## Exercise task
Beneath this sentence is a set of records; write each of them out exactly.

## Supplied records

----

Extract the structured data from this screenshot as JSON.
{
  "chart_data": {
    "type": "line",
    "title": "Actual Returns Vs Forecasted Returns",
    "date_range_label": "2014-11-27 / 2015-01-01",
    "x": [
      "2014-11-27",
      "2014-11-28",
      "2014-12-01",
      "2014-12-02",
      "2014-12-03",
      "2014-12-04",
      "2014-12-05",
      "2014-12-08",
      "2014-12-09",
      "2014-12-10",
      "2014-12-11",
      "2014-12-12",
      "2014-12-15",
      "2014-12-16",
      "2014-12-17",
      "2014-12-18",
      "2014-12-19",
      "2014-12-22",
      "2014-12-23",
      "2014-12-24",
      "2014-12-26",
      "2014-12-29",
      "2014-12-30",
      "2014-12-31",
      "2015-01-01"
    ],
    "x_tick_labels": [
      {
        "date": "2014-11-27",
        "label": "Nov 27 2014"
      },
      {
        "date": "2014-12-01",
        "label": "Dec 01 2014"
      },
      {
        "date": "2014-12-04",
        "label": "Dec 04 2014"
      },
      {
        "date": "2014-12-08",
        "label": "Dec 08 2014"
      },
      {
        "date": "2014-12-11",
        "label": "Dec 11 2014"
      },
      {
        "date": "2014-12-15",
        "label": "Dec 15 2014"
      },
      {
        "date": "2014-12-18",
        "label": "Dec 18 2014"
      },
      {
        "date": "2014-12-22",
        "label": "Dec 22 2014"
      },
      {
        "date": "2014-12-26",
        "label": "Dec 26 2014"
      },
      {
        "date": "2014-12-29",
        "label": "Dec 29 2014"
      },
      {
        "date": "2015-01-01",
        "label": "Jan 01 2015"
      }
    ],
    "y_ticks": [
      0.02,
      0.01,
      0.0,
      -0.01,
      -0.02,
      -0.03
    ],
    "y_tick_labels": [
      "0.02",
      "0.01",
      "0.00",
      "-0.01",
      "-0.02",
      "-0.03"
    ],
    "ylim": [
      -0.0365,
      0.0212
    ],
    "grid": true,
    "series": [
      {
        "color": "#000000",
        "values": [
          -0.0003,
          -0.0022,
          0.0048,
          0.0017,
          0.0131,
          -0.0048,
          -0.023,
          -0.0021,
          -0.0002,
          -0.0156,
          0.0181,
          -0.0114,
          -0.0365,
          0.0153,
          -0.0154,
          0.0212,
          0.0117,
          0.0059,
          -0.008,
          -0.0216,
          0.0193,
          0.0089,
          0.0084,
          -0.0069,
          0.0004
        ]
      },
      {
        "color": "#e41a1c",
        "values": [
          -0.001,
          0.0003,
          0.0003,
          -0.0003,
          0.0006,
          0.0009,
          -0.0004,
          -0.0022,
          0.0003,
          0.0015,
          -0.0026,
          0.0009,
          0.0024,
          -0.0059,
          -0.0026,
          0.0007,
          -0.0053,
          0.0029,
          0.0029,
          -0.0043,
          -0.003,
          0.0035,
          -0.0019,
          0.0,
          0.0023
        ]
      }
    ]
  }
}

----

## Complete response
Extract the structured data from this screenshot as JSON.
{
  "chart_data": {
    "type": "line",
    "title": "Actual Returns Vs Forecasted Returns",
    "date_range_label": "2014-11-27 / 2015-01-01",
    "x": [
      "2014-11-27",
      "2014-11-28",
      "2014-12-01",
      "2014-12-02",
      "2014-12-03",
      "2014-12-04",
      "2014-12-05",
      "2014-12-08",
      "2014-12-09",
      "2014-12-10",
      "2014-12-11",
      "2014-12-12",
      "2014-12-15",
      "2014-12-16",
      "2014-12-17",
      "2014-12-18",
      "2014-12-19",
      "2014-12-22",
      "2014-12-23",
      "2014-12-24",
      "2014-12-26",
      "2014-12-29",
      "2014-12-30",
      "2014-12-31",
      "2015-01-01"
    ],
    "x_tick_labels": [
      {
        "date": "2014-11-27",
        "label": "Nov 27 2014"
      },
      {
        "date": "2014-12-01",
        "label": "Dec 01 2014"
      },
      {
        "date": "2014-12-04",
        "label": "Dec 04 2014"
      },
      {
        "date": "2014-12-08",
        "label": "Dec 08 2014"
      },
      {
        "date": "2014-12-11",
        "label": "Dec 11 2014"
      },
      {
        "date": "2014-12-15",
        "label": "Dec 15 2014"
      },
      {
        "date": "2014-12-18",
        "label": "Dec 18 2014"
      },
      {
        "date": "2014-12-22",
        "label": "Dec 22 2014"
      },
      {
        "date": "2014-12-26",
        "label": "Dec 26 2014"
      },
      {
        "date": "2014-12-29",
        "label": "Dec 29 2014"
      },
      {
        "date": "2015-01-01",
        "label": "Jan 01 2015"
      }
    ],
    "y_ticks": [
      0.02,
      0.01,
      0.0,
      -0.01,
      -0.02,
      -0.03
    ],
    "y_tick_labels": [
      "0.02",
      "0.01",
      "0.00",
      "-0.01",
      "-0.02",
      "-0.03"
    ],
    "ylim": [
      -0.0365,
      0.0212
    ],
    "grid": true,
    "series": [
      {
        "color": "#000000",
        "values": [
          -0.0003,
          -0.0022,
          0.0048,
          0.0017,
          0.0131,
          -0.0048,
          -0.023,
          -0.0021,
          -0.0002,
          -0.0156,
          0.0181,
          -0.0114,
          -0.0365,
          0.0153,
          -0.0154,
          0.0212,
          0.0117,
          0.0059,
          -0.008,
          -0.0216,
          0.0193,
          0.0089,
          0.0084,
          -0.0069,
          0.0004
        ]
      },
      {
        "color": "#e41a1c",
        "values": [
          -0.001,
          0.0003,
          0.0003,
          -0.0003,
          0.0006,
          0.0009,
          -0.0004,
          -0.0022,
          0.0003,
          0.0015,
          -0.0026,
          0.0009,
          0.0024,
          -0.0059,
          -0.0026,
          0.0007,
          -0.0053,
          0.0029,
          0.0029,
          -0.0043,
          -0.003,
          0.0035,
          -0.0019,
          0.0,
          0.0023
        ]
      }
    ]
  }
}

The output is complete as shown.